Collect every line below that contains the word "color".

(Dataset entries on figures)
^^^^^^^^^^^^^^^^

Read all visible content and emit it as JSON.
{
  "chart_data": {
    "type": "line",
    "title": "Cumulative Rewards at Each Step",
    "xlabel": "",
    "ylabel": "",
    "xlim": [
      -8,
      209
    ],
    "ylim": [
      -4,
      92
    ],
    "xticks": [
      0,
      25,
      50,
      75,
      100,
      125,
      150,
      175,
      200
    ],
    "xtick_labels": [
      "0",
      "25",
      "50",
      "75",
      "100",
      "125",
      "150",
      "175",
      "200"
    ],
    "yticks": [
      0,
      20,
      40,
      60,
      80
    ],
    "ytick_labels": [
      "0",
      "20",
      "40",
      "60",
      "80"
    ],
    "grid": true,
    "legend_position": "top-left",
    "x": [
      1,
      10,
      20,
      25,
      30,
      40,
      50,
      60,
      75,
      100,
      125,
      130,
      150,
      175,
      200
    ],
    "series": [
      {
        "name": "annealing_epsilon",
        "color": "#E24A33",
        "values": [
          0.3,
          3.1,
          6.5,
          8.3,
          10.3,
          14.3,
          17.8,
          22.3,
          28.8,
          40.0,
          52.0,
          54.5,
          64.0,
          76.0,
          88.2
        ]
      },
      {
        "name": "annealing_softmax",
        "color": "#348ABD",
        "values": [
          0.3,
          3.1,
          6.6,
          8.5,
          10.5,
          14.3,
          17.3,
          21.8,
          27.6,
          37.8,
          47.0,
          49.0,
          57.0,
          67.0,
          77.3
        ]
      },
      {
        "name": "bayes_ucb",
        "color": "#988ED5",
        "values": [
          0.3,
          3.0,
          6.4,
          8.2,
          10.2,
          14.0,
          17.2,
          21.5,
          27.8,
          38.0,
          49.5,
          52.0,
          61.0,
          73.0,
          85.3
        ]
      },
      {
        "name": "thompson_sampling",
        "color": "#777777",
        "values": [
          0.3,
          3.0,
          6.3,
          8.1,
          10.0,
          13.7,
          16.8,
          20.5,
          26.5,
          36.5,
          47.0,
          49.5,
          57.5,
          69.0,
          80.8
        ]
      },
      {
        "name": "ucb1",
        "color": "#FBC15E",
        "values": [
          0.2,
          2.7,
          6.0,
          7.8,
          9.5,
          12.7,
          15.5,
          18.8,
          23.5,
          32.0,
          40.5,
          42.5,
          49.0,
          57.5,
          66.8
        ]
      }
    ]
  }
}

^^^^^^^^^^^^^^^^

▸ **FULL RESPONSE**
        "color": "#E24A33",
        "color": "#348ABD",
        "color": "#988ED5",
        "color": "#777777",
        "color": "#FBC15E",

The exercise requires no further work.